_WORK TO COMPLETE:_ Each record is to be transcribed exactly.

※

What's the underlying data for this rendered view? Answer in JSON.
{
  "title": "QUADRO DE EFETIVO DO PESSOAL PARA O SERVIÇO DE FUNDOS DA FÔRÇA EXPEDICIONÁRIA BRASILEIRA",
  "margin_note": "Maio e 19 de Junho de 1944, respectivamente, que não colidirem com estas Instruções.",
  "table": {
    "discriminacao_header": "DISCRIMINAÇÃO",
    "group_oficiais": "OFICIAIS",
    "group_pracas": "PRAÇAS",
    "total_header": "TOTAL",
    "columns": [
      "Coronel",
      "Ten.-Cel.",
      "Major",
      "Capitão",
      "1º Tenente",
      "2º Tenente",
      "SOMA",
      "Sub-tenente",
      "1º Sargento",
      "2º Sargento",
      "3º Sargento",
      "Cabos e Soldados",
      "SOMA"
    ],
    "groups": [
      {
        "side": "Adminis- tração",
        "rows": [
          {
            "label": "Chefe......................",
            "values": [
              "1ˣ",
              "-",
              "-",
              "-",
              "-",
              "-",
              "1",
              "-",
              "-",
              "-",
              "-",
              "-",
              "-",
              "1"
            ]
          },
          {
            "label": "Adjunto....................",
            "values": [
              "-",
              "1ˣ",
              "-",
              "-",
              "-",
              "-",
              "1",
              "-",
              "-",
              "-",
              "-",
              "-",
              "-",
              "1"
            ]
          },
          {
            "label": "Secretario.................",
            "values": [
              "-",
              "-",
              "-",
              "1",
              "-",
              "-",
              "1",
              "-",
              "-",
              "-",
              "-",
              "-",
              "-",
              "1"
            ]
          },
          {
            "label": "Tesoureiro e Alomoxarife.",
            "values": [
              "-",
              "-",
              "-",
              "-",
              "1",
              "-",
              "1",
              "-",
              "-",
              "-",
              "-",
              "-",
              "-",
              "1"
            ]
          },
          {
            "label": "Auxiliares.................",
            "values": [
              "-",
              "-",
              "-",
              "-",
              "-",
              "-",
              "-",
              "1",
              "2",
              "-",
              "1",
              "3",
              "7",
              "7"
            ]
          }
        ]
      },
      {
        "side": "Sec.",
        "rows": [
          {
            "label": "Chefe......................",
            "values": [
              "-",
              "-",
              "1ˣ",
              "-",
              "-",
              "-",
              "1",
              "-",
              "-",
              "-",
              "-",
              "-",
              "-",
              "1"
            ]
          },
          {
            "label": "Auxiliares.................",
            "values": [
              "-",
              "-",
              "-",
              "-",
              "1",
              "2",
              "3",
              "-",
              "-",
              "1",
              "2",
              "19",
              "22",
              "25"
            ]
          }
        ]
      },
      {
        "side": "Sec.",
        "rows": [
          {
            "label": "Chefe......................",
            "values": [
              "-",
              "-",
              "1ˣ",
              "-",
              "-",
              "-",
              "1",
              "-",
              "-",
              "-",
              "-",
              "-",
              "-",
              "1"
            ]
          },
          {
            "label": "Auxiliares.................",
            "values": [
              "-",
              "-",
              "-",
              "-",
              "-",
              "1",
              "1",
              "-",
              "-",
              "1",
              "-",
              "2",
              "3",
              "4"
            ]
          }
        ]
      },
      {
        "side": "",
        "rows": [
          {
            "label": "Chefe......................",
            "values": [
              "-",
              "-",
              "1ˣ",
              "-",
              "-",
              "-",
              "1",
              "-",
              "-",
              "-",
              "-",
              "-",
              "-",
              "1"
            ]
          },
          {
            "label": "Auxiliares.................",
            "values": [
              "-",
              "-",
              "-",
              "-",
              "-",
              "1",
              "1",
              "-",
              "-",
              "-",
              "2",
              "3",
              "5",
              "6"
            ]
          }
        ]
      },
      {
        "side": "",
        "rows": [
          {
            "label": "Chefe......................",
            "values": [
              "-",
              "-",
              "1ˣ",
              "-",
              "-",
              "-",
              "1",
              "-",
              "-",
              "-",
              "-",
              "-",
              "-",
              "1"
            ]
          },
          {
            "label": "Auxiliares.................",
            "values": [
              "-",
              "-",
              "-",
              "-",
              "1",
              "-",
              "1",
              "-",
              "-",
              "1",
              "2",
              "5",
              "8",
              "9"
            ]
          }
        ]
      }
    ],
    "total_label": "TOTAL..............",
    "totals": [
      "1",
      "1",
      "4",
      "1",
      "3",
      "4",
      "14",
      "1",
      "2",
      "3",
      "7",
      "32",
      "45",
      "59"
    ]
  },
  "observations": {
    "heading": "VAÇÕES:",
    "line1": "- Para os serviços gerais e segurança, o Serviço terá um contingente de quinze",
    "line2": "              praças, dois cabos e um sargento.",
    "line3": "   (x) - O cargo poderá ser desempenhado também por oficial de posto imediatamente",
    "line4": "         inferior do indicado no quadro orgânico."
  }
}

※

_SOLVED EXERCISE:_
What's the underlying data for this rendered view? Answer in JSON.
{
  "title": "QUADRO DE EFETIVO DO PESSOAL PARA O SERVIÇO DE FUNDOS DA FÔRÇA EXPEDICIONÁRIA BRASILEIRA",
  "margin_note": "Maio e 19 de Junho de 1944, respectivamente, que não colidirem com estas Instruções.",
  "table": {
    "discriminacao_header": "DISCRIMINAÇÃO",
    "group_oficiais": "OFICIAIS",
    "group_pracas": "PRAÇAS",
    "total_header": "TOTAL",
    "columns": [
      "Coronel",
      "Ten.-Cel.",
      "Major",
      "Capitão",
      "1º Tenente",
      "2º Tenente",
      "SOMA",
      "Sub-tenente",
      "1º Sargento",
      "2º Sargento",
      "3º Sargento",
      "Cabos e Soldados",
      "SOMA"
    ],
    "groups": [
      {
        "side": "Adminis- tração",
        "rows": [
          {
            "label": "Chefe......................",
            "values": [
              "1ˣ",
              "-",
              "-",
              "-",
              "-",
              "-",
              "1",
              "-",
              "-",
              "-",
              "-",
              "-",
              "-",
              "1"
            ]
          },
          {
            "label": "Adjunto....................",
            "values": [
              "-",
              "1ˣ",
              "-",
              "-",
              "-",
              "-",
              "1",
              "-",
              "-",
              "-",
              "-",
              "-",
              "-",
              "1"
            ]
          },
          {
            "label": "Secretario.................",
            "values": [
              "-",
              "-",
              "-",
              "1",
              "-",
              "-",
              "1",
              "-",
              "-",
              "-",
              "-",
              "-",
              "-",
              "1"
            ]
          },
          {
            "label": "Tesoureiro e Alomoxarife.",
            "values": [
              "-",
              "-",
              "-",
              "-",
              "1",
              "-",
              "1",
              "-",
              "-",
              "-",
              "-",
              "-",
              "-",
              "1"
            ]
          },
          {
            "label": "Auxiliares.................",
            "values": [
              "-",
              "-",
              "-",
              "-",
              "-",
              "-",
              "-",
              "1",
              "2",
              "-",
              "1",
              "3",
              "7",
              "7"
            ]
          }
        ]
      },
      {
        "side": "Sec.",
        "rows": [
          {
            "label": "Chefe......................",
            "values": [
              "-",
              "-",
              "1ˣ",
              "-",
              "-",
              "-",
              "1",
              "-",
              "-",
              "-",
              "-",
              "-",
              "-",
              "1"
            ]
          },
          {
            "label": "Auxiliares.................",
            "values": [
              "-",
              "-",
              "-",
              "-",
              "1",
              "2",
              "3",
              "-",
              "-",
              "1",
              "2",
              "19",
              "22",
              "25"
            ]
          }
        ]
      },
      {
        "side": "Sec.",
        "rows": [
          {
            "label": "Chefe......................",
            "values": [
              "-",
              "-",
              "1ˣ",
              "-",
              "-",
              "-",
              "1",
              "-",
              "-",
              "-",
              "-",
              "-",
              "-",
              "1"
            ]
          },
          {
            "label": "Auxiliares.................",
            "values": [
              "-",
              "-",
              "-",
              "-",
              "-",
              "1",
              "1",
              "-",
              "-",
              "1",
              "-",
              "2",
              "3",
              "4"
            ]
          }
        ]
      },
      {
        "side": "",
        "rows": [
          {
            "label": "Chefe......................",
            "values": [
              "-",
              "-",
              "1ˣ",
              "-",
              "-",
              "-",
              "1",
              "-",
              "-",
              "-",
              "-",
              "-",
              "-",
              "1"
            ]
          },
          {
            "label": "Auxiliares.................",
            "values": [
              "-",
              "-",
              "-",
              "-",
              "-",
              "1",
              "1",
              "-",
              "-",
              "-",
              "2",
              "3",
              "5",
              "6"
            ]
          }
        ]
      },
      {
        "side": "",
        "rows": [
          {
            "label": "Chefe......................",
            "values": [
              "-",
              "-",
              "1ˣ",
              "-",
              "-",
              "-",
              "1",
              "-",
              "-",
              "-",
              "-",
              "-",
              "-",
              "1"
            ]
          },
          {
            "label": "Auxiliares.................",
            "values": [
              "-",
              "-",
              "-",
              "-",
              "1",
              "-",
              "1",
              "-",
              "-",
              "1",
              "2",
              "5",
              "8",
              "9"
            ]
          }
        ]
      }
    ],
    "total_label": "TOTAL..............",
    "totals": [
      "1",
      "1",
      "4",
      "1",
      "3",
      "4",
      "14",
      "1",
      "2",
      "3",
      "7",
      "32",
      "45",
      "59"
    ]
  },
  "observations": {
    "heading": "VAÇÕES:",
    "line1": "- Para os serviços gerais e segurança, o Serviço terá um contingente de quinze",
    "line2": "              praças, dois cabos e um sargento.",
    "line3": "   (x) - O cargo poderá ser desempenhado também por oficial de posto imediatamente",
    "line4": "         inferior do indicado no quadro orgânico."
  }
}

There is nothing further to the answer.